▶ Objective: Below are some records. Say how many of their lines contain the string "value", and give nothing but the number.

--- Begin Input material ---

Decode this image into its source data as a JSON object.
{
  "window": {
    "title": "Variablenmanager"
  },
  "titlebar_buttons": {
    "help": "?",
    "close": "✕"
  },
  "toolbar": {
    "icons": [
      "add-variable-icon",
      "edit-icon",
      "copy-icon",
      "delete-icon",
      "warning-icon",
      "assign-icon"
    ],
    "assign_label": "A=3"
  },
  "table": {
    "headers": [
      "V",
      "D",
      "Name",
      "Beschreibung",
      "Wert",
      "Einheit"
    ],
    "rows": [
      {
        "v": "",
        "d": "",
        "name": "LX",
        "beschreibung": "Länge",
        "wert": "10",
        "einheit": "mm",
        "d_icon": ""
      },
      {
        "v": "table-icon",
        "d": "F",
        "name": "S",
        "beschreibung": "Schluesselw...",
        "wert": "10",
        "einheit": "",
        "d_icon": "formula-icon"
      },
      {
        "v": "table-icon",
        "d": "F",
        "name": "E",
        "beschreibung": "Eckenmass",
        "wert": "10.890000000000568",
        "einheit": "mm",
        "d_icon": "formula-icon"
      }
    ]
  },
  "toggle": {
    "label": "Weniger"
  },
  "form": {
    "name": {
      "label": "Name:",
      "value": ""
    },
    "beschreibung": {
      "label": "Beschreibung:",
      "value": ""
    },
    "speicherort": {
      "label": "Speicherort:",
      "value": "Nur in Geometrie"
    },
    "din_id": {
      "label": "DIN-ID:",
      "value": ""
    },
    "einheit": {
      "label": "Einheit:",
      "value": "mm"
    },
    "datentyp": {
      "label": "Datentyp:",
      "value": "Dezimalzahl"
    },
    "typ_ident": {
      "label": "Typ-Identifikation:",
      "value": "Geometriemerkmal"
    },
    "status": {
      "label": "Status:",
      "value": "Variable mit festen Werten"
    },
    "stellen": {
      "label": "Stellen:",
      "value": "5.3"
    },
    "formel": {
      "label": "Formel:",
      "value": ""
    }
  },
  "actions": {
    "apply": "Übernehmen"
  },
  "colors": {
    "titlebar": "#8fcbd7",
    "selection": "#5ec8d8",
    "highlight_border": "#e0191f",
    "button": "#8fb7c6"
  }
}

--- End Input material ---

▶ Response for this exercise: 10